→ Challenge:
Reproduce this listing in full.

→ Information shown:
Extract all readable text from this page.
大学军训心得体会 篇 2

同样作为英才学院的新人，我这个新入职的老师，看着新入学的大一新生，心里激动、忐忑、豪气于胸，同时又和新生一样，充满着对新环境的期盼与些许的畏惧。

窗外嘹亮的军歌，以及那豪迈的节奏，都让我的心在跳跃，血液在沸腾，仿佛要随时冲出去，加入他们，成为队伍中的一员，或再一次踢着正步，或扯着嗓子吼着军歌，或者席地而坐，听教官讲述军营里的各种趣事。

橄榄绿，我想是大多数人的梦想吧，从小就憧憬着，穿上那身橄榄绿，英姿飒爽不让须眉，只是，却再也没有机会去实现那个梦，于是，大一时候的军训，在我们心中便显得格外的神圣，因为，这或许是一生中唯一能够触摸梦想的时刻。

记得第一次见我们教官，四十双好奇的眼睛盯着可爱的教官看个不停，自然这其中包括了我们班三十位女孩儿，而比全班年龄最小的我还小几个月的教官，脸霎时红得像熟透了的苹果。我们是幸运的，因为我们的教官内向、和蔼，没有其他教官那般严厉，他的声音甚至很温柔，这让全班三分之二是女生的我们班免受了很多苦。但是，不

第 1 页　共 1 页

→ Output of the task:
Extract all readable text from this page.
大学军训心得体会 篇 2

同样作为英才学院的新人，我这个新入职的老师，看着新入学的大一新生，心里激动、忐忑、豪气于胸，同时又和新生一样，充满着对新环境的期盼与些许的畏惧。

窗外嘹亮的军歌，以及那豪迈的节奏，都让我的心在跳跃，血液在沸腾，仿佛要随时冲出去，加入他们，成为队伍中的一员，或再一次踢着正步，或扯着嗓子吼着军歌，或者席地而坐，听教官讲述军营里的各种趣事。

橄榄绿，我想是大多数人的梦想吧，从小就憧憬着，穿上那身橄榄绿，英姿飒爽不让须眉，只是，却再也没有机会去实现那个梦，于是，大一时候的军训，在我们心中便显得格外的神圣，因为，这或许是一生中唯一能够触摸梦想的时刻。

记得第一次见我们教官，四十双好奇的眼睛盯着可爱的教官看个不停，自然这其中包括了我们班三十位女孩儿，而比全班年龄最小的我还小几个月的教官，脸霎时红得像熟透了的苹果。我们是幸运的，因为我们的教官内向、和蔼，没有其他教官那般严厉，他的声音甚至很温柔，这让全班三分之二是女生的我们班免受了很多苦。但是，不

第 1 页　共 1 页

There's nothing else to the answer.